__Dataset__.
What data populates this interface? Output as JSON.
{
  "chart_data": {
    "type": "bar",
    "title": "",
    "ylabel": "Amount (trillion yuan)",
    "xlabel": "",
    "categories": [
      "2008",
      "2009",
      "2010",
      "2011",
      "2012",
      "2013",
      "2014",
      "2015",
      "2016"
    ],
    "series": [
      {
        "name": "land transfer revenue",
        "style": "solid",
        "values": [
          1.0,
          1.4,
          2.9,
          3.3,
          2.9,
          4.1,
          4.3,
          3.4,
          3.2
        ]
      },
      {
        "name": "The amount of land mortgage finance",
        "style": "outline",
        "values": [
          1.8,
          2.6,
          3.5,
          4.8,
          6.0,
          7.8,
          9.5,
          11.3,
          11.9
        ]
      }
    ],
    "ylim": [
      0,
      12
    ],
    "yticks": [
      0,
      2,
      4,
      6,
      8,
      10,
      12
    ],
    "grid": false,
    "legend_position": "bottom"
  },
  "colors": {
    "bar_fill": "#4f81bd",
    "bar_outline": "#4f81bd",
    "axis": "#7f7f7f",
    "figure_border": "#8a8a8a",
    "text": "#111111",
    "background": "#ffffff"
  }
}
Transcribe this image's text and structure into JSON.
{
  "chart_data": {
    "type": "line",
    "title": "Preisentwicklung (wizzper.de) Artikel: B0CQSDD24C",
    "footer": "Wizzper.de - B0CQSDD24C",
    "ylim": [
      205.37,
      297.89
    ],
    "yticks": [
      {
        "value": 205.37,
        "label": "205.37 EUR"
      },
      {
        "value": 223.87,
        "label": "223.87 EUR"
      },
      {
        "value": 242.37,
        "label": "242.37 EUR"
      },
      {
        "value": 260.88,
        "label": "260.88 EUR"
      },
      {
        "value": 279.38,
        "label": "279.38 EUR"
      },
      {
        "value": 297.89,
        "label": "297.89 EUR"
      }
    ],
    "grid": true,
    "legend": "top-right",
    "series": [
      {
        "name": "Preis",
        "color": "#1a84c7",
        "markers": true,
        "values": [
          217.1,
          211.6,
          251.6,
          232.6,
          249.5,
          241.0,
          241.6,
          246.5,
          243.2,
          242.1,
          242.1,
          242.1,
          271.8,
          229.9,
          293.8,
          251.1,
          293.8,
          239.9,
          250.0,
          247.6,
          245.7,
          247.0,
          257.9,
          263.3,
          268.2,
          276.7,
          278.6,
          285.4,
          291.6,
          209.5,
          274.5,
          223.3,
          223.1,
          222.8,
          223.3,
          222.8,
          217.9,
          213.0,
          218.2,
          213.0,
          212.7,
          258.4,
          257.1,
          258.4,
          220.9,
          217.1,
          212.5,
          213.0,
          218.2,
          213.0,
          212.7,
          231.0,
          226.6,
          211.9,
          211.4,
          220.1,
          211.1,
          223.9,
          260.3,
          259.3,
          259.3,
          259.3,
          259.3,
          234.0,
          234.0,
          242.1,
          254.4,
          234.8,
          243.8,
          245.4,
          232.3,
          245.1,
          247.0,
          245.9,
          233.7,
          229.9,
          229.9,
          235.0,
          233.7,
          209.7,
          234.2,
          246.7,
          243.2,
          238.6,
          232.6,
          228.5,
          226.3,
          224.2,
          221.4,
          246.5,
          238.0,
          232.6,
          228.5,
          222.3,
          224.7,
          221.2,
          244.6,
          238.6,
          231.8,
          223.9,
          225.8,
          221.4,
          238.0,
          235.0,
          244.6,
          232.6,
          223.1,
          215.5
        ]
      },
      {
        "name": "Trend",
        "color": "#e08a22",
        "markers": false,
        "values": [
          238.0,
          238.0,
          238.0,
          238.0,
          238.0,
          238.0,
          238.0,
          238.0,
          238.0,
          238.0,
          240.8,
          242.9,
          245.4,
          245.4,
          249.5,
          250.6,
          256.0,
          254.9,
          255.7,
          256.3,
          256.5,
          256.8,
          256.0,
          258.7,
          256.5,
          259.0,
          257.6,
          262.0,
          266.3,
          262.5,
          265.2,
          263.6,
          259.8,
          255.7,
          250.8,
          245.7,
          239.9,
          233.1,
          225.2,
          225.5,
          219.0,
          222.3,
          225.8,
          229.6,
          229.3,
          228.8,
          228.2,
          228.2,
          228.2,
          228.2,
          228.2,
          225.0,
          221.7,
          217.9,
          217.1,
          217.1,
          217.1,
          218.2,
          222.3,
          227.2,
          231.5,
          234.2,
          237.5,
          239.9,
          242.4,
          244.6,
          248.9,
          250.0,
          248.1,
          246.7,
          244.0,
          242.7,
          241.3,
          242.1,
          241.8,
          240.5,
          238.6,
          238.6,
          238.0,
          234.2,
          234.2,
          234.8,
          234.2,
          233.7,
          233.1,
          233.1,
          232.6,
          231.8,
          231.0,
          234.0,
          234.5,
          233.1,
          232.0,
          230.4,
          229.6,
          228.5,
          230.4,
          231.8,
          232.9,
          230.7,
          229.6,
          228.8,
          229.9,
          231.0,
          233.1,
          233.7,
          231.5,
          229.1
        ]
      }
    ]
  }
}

__To do__.
Word for word, quote all of the data above.

__Right answer__.
What data populates this interface? Output as JSON.
{
  "chart_data": {
    "type": "bar",
    "title": "",
    "ylabel": "Amount (trillion yuan)",
    "xlabel": "",
    "categories": [
      "2008",
      "2009",
      "2010",
      "2011",
      "2012",
      "2013",
      "2014",
      "2015",
      "2016"
    ],
    "series": [
      {
        "name": "land transfer revenue",
        "style": "solid",
        "values": [
          1.0,
          1.4,
          2.9,
          3.3,
          2.9,
          4.1,
          4.3,
          3.4,
          3.2
        ]
      },
      {
        "name": "The amount of land mortgage finance",
        "style": "outline",
        "values": [
          1.8,
          2.6,
          3.5,
          4.8,
          6.0,
          7.8,
          9.5,
          11.3,
          11.9
        ]
      }
    ],
    "ylim": [
      0,
      12
    ],
    "yticks": [
      0,
      2,
      4,
      6,
      8,
      10,
      12
    ],
    "grid": false,
    "legend_position": "bottom"
  },
  "colors": {
    "bar_fill": "#4f81bd",
    "bar_outline": "#4f81bd",
    "axis": "#7f7f7f",
    "figure_border": "#8a8a8a",
    "text": "#111111",
    "background": "#ffffff"
  }
}
Transcribe this image's text and structure into JSON.
{
  "chart_data": {
    "type": "line",
    "title": "Preisentwicklung (wizzper.de) Artikel: B0CQSDD24C",
    "footer": "Wizzper.de - B0CQSDD24C",
    "ylim": [
      205.37,
      297.89
    ],
    "yticks": [
      {
        "value": 205.37,
        "label": "205.37 EUR"
      },
      {
        "value": 223.87,
        "label": "223.87 EUR"
      },
      {
        "value": 242.37,
        "label": "242.37 EUR"
      },
      {
        "value": 260.88,
        "label": "260.88 EUR"
      },
      {
        "value": 279.38,
        "label": "279.38 EUR"
      },
      {
        "value": 297.89,
        "label": "297.89 EUR"
      }
    ],
    "grid": true,
    "legend": "top-right",
    "series": [
      {
        "name": "Preis",
        "color": "#1a84c7",
        "markers": true,
        "values": [
          217.1,
          211.6,
          251.6,
          232.6,
          249.5,
          241.0,
          241.6,
          246.5,
          243.2,
          242.1,
          242.1,
          242.1,
          271.8,
          229.9,
          293.8,
          251.1,
          293.8,
          239.9,
          250.0,
          247.6,
          245.7,
          247.0,
          257.9,
          263.3,
          268.2,
          276.7,
          278.6,
          285.4,
          291.6,
          209.5,
          274.5,
          223.3,
          223.1,
          222.8,
          223.3,
          222.8,
          217.9,
          213.0,
          218.2,
          213.0,
          212.7,
          258.4,
          257.1,
          258.4,
          220.9,
          217.1,
          212.5,
          213.0,
          218.2,
          213.0,
          212.7,
          231.0,
          226.6,
          211.9,
          211.4,
          220.1,
          211.1,
          223.9,
          260.3,
          259.3,
          259.3,
          259.3,
          259.3,
          234.0,
          234.0,
          242.1,
          254.4,
          234.8,
          243.8,
          245.4,
          232.3,
          245.1,
          247.0,
          245.9,
          233.7,
          229.9,
          229.9,
          235.0,
          233.7,
          209.7,
          234.2,
          246.7,
          243.2,
          238.6,
          232.6,
          228.5,
          226.3,
          224.2,
          221.4,
          246.5,
          238.0,
          232.6,
          228.5,
          222.3,
          224.7,
          221.2,
          244.6,
          238.6,
          231.8,
          223.9,
          225.8,
          221.4,
          238.0,
          235.0,
          244.6,
          232.6,
          223.1,
          215.5
        ]
      },
      {
        "name": "Trend",
        "color": "#e08a22",
        "markers": false,
        "values": [
          238.0,
          238.0,
          238.0,
          238.0,
          238.0,
          238.0,
          238.0,
          238.0,
          238.0,
          238.0,
          240.8,
          242.9,
          245.4,
          245.4,
          249.5,
          250.6,
          256.0,
          254.9,
          255.7,
          256.3,
          256.5,
          256.8,
          256.0,
          258.7,
          256.5,
          259.0,
          257.6,
          262.0,
          266.3,
          262.5,
          265.2,
          263.6,
          259.8,
          255.7,
          250.8,
          245.7,
          239.9,
          233.1,
          225.2,
          225.5,
          219.0,
          222.3,
          225.8,
          229.6,
          229.3,
          228.8,
          228.2,
          228.2,
          228.2,
          228.2,
          228.2,
          225.0,
          221.7,
          217.9,
          217.1,
          217.1,
          217.1,
          218.2,
          222.3,
          227.2,
          231.5,
          234.2,
          237.5,
          239.9,
          242.4,
          244.6,
          248.9,
          250.0,
          248.1,
          246.7,
          244.0,
          242.7,
          241.3,
          242.1,
          241.8,
          240.5,
          238.6,
          238.6,
          238.0,
          234.2,
          234.2,
          234.8,
          234.2,
          233.7,
          233.1,
          233.1,
          232.6,
          231.8,
          231.0,
          234.0,
          234.5,
          233.1,
          232.0,
          230.4,
          229.6,
          228.5,
          230.4,
          231.8,
          232.9,
          230.7,
          229.6,
          228.8,
          229.9,
          231.0,
          233.1,
          233.7,
          231.5,
          229.1
        ]
      }
    ]
  }
}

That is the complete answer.